SET PROBLEM = Filter the data below for the string "information" and copy each matching line.

INPUT DATA =

• • • • •

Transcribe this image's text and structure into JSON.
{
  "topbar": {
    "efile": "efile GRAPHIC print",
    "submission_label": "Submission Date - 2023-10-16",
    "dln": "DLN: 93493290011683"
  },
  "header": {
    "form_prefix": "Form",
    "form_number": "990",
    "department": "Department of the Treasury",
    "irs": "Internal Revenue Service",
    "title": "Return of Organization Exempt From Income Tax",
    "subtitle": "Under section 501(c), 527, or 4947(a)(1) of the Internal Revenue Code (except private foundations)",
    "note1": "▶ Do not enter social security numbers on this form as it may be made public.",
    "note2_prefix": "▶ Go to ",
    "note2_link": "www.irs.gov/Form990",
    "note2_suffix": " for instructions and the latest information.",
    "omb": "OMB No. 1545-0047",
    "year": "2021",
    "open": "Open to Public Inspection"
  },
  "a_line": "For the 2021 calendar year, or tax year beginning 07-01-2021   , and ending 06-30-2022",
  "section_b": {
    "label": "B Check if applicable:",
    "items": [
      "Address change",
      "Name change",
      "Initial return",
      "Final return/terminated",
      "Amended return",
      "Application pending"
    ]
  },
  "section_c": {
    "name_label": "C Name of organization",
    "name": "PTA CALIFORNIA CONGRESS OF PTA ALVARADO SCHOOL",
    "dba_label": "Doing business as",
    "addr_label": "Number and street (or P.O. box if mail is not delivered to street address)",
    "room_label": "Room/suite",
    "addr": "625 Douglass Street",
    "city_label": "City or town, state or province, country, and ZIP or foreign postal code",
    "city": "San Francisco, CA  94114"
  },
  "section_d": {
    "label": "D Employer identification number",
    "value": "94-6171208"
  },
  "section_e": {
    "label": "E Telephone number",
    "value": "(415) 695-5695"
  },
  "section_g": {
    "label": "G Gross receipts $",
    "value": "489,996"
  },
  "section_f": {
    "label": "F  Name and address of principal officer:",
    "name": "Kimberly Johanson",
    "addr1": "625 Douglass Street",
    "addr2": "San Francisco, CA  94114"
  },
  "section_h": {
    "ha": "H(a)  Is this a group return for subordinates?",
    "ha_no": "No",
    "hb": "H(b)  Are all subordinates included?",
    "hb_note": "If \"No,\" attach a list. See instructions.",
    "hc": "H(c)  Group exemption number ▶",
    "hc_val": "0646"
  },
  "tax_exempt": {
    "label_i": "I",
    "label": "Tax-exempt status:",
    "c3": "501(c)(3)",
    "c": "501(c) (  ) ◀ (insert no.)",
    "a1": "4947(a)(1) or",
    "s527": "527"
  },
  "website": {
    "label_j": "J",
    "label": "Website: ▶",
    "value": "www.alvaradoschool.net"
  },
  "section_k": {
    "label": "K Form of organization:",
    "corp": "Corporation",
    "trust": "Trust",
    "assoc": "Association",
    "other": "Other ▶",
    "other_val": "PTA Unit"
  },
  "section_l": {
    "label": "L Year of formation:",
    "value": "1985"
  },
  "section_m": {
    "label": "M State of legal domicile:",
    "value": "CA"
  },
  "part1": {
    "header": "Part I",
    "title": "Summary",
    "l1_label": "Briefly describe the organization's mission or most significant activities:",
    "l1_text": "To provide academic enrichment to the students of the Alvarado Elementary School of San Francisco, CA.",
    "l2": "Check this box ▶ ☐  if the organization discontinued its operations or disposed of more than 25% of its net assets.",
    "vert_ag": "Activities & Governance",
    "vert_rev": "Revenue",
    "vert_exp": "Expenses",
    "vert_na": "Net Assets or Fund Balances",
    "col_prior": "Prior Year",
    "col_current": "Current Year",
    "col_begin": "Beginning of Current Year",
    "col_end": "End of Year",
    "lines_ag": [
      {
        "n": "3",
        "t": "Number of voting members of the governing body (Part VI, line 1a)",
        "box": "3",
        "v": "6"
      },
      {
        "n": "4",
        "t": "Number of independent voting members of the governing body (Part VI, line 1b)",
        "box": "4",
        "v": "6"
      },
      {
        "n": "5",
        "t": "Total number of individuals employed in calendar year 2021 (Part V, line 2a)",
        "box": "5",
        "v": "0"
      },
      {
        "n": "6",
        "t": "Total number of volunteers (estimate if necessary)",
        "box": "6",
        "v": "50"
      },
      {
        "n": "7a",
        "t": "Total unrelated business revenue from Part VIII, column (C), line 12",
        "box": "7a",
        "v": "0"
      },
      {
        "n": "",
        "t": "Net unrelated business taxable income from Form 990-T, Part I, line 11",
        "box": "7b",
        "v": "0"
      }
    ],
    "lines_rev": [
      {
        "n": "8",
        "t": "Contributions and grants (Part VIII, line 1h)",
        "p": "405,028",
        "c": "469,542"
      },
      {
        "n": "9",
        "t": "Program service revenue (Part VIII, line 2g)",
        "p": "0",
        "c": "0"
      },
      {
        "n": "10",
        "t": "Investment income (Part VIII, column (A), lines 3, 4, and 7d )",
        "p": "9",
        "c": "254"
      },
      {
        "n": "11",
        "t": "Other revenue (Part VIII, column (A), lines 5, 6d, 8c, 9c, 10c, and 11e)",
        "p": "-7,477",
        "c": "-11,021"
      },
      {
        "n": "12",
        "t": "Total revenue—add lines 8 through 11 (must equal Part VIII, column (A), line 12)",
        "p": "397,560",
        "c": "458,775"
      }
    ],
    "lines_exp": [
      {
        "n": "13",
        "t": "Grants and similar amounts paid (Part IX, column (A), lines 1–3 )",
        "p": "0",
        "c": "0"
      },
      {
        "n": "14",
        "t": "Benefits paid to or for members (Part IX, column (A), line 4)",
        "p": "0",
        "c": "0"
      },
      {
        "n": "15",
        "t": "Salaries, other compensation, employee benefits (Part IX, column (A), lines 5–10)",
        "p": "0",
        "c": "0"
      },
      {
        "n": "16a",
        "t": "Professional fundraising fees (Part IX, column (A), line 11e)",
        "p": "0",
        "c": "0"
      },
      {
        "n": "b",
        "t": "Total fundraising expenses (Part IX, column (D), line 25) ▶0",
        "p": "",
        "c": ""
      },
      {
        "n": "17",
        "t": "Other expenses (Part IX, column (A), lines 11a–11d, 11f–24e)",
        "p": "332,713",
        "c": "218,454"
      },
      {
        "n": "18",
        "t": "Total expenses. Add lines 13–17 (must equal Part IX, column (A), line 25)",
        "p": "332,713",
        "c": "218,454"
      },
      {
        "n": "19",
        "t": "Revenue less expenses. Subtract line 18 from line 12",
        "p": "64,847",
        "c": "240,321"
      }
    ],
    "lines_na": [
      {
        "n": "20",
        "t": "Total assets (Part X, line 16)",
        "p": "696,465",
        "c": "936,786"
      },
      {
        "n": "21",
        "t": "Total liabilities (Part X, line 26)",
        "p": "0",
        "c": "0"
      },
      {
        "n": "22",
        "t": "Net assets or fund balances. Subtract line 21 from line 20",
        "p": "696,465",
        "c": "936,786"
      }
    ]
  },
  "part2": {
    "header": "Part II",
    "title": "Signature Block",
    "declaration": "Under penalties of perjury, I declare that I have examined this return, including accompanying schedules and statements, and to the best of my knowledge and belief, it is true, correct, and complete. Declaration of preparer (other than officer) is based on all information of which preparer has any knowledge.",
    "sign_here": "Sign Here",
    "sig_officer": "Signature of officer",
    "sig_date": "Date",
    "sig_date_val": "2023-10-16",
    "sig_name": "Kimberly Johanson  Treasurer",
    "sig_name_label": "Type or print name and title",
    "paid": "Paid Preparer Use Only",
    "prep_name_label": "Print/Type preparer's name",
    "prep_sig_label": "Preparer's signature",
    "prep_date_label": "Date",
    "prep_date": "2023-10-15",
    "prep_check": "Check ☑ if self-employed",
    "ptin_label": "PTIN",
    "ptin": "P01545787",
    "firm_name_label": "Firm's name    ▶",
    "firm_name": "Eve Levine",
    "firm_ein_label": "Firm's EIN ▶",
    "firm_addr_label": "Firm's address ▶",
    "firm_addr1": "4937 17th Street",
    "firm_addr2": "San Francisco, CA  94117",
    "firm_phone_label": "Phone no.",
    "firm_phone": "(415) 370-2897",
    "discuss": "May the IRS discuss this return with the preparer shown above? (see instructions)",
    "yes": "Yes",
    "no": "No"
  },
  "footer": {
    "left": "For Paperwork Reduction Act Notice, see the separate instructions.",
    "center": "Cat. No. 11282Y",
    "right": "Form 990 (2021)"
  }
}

• • • • •

IN RESPONSE =
    "note2_suffix": " for instructions and the latest information.",
    "declaration": "Under penalties of perjury, I declare that I have examined this return, including accompanying schedules and statements, and to the best of my knowledge and belief, it is true, correct, and complete. Declaration of preparer (other than officer) is based on all information of which preparer has any knowledge.",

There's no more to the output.